- _Task data_
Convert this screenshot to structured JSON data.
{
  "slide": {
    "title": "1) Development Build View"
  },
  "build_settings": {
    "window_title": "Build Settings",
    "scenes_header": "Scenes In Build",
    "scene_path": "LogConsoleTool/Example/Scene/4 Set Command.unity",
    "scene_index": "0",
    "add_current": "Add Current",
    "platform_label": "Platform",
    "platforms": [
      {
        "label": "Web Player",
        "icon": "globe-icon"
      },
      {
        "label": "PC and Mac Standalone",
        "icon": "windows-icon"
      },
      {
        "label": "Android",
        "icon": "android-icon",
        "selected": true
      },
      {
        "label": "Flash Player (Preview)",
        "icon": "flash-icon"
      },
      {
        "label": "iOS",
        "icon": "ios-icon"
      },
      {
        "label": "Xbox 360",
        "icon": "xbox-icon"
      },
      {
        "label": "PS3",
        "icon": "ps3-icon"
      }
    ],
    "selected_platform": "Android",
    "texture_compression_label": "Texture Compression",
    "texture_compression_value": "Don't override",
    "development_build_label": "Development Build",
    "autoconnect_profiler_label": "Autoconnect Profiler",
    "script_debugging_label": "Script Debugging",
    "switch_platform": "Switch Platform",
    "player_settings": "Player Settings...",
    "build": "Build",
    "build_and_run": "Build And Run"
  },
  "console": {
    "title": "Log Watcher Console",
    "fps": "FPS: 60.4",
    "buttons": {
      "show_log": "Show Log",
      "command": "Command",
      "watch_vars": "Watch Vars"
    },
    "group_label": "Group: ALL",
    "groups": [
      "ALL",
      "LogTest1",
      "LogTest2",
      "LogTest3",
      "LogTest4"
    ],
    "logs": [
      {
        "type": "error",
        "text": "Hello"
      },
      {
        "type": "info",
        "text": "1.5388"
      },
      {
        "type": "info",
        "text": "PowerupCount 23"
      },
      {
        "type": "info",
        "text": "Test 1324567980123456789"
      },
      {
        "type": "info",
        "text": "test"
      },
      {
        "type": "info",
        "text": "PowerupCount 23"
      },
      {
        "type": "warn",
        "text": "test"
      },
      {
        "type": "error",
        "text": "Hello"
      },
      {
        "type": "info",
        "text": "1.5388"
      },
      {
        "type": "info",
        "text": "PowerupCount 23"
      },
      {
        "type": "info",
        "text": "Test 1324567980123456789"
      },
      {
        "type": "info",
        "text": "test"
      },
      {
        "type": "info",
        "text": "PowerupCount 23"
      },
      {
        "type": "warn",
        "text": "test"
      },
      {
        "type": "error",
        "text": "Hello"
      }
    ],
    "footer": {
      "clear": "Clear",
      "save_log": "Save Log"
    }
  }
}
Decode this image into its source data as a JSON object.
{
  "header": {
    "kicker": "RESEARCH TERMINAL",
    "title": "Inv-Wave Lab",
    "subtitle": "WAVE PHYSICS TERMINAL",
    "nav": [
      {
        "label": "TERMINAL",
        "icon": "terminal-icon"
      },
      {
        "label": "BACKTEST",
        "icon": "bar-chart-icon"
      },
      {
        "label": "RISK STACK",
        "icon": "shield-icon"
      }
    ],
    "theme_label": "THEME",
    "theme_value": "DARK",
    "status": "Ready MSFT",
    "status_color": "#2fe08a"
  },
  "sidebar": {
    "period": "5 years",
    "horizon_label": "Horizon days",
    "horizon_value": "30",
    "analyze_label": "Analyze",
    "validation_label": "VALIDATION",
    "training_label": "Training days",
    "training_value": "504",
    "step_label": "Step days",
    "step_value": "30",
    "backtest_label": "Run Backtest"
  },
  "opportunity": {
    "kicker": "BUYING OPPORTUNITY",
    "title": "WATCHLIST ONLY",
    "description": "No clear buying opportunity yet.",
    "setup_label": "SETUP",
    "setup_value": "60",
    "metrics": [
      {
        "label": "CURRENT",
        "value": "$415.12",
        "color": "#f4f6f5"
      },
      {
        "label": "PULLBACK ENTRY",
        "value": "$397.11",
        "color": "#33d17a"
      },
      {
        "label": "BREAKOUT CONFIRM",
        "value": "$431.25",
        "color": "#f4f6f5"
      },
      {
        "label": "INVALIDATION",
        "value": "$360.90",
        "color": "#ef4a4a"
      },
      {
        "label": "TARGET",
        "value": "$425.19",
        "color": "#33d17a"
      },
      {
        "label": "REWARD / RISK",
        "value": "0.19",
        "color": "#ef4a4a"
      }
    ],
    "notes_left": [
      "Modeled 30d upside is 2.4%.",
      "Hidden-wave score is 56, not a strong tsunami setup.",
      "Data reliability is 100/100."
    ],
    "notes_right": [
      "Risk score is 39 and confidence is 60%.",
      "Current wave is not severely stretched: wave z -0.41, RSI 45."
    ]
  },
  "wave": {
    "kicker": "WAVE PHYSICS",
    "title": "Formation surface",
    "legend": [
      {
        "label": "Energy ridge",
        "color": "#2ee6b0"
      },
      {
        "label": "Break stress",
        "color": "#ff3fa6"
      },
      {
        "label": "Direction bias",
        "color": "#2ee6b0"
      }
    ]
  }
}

- _What is expected_
Return all of the data exactly as it reads.

- _Exercise answer_
Convert this screenshot to structured JSON data.
{
  "slide": {
    "title": "1) Development Build View"
  },
  "build_settings": {
    "window_title": "Build Settings",
    "scenes_header": "Scenes In Build",
    "scene_path": "LogConsoleTool/Example/Scene/4 Set Command.unity",
    "scene_index": "0",
    "add_current": "Add Current",
    "platform_label": "Platform",
    "platforms": [
      {
        "label": "Web Player",
        "icon": "globe-icon"
      },
      {
        "label": "PC and Mac Standalone",
        "icon": "windows-icon"
      },
      {
        "label": "Android",
        "icon": "android-icon",
        "selected": true
      },
      {
        "label": "Flash Player (Preview)",
        "icon": "flash-icon"
      },
      {
        "label": "iOS",
        "icon": "ios-icon"
      },
      {
        "label": "Xbox 360",
        "icon": "xbox-icon"
      },
      {
        "label": "PS3",
        "icon": "ps3-icon"
      }
    ],
    "selected_platform": "Android",
    "texture_compression_label": "Texture Compression",
    "texture_compression_value": "Don't override",
    "development_build_label": "Development Build",
    "autoconnect_profiler_label": "Autoconnect Profiler",
    "script_debugging_label": "Script Debugging",
    "switch_platform": "Switch Platform",
    "player_settings": "Player Settings...",
    "build": "Build",
    "build_and_run": "Build And Run"
  },
  "console": {
    "title": "Log Watcher Console",
    "fps": "FPS: 60.4",
    "buttons": {
      "show_log": "Show Log",
      "command": "Command",
      "watch_vars": "Watch Vars"
    },
    "group_label": "Group: ALL",
    "groups": [
      "ALL",
      "LogTest1",
      "LogTest2",
      "LogTest3",
      "LogTest4"
    ],
    "logs": [
      {
        "type": "error",
        "text": "Hello"
      },
      {
        "type": "info",
        "text": "1.5388"
      },
      {
        "type": "info",
        "text": "PowerupCount 23"
      },
      {
        "type": "info",
        "text": "Test 1324567980123456789"
      },
      {
        "type": "info",
        "text": "test"
      },
      {
        "type": "info",
        "text": "PowerupCount 23"
      },
      {
        "type": "warn",
        "text": "test"
      },
      {
        "type": "error",
        "text": "Hello"
      },
      {
        "type": "info",
        "text": "1.5388"
      },
      {
        "type": "info",
        "text": "PowerupCount 23"
      },
      {
        "type": "info",
        "text": "Test 1324567980123456789"
      },
      {
        "type": "info",
        "text": "test"
      },
      {
        "type": "info",
        "text": "PowerupCount 23"
      },
      {
        "type": "warn",
        "text": "test"
      },
      {
        "type": "error",
        "text": "Hello"
      }
    ],
    "footer": {
      "clear": "Clear",
      "save_log": "Save Log"
    }
  }
}
Decode this image into its source data as a JSON object.
{
  "header": {
    "kicker": "RESEARCH TERMINAL",
    "title": "Inv-Wave Lab",
    "subtitle": "WAVE PHYSICS TERMINAL",
    "nav": [
      {
        "label": "TERMINAL",
        "icon": "terminal-icon"
      },
      {
        "label": "BACKTEST",
        "icon": "bar-chart-icon"
      },
      {
        "label": "RISK STACK",
        "icon": "shield-icon"
      }
    ],
    "theme_label": "THEME",
    "theme_value": "DARK",
    "status": "Ready MSFT",
    "status_color": "#2fe08a"
  },
  "sidebar": {
    "period": "5 years",
    "horizon_label": "Horizon days",
    "horizon_value": "30",
    "analyze_label": "Analyze",
    "validation_label": "VALIDATION",
    "training_label": "Training days",
    "training_value": "504",
    "step_label": "Step days",
    "step_value": "30",
    "backtest_label": "Run Backtest"
  },
  "opportunity": {
    "kicker": "BUYING OPPORTUNITY",
    "title": "WATCHLIST ONLY",
    "description": "No clear buying opportunity yet.",
    "setup_label": "SETUP",
    "setup_value": "60",
    "metrics": [
      {
        "label": "CURRENT",
        "value": "$415.12",
        "color": "#f4f6f5"
      },
      {
        "label": "PULLBACK ENTRY",
        "value": "$397.11",
        "color": "#33d17a"
      },
      {
        "label": "BREAKOUT CONFIRM",
        "value": "$431.25",
        "color": "#f4f6f5"
      },
      {
        "label": "INVALIDATION",
        "value": "$360.90",
        "color": "#ef4a4a"
      },
      {
        "label": "TARGET",
        "value": "$425.19",
        "color": "#33d17a"
      },
      {
        "label": "REWARD / RISK",
        "value": "0.19",
        "color": "#ef4a4a"
      }
    ],
    "notes_left": [
      "Modeled 30d upside is 2.4%.",
      "Hidden-wave score is 56, not a strong tsunami setup.",
      "Data reliability is 100/100."
    ],
    "notes_right": [
      "Risk score is 39 and confidence is 60%.",
      "Current wave is not severely stretched: wave z -0.41, RSI 45."
    ]
  },
  "wave": {
    "kicker": "WAVE PHYSICS",
    "title": "Formation surface",
    "legend": [
      {
        "label": "Energy ridge",
        "color": "#2ee6b0"
      },
      {
        "label": "Break stress",
        "color": "#ff3fa6"
      },
      {
        "label": "Direction bias",
        "color": "#2ee6b0"
      }
    ]
  }
}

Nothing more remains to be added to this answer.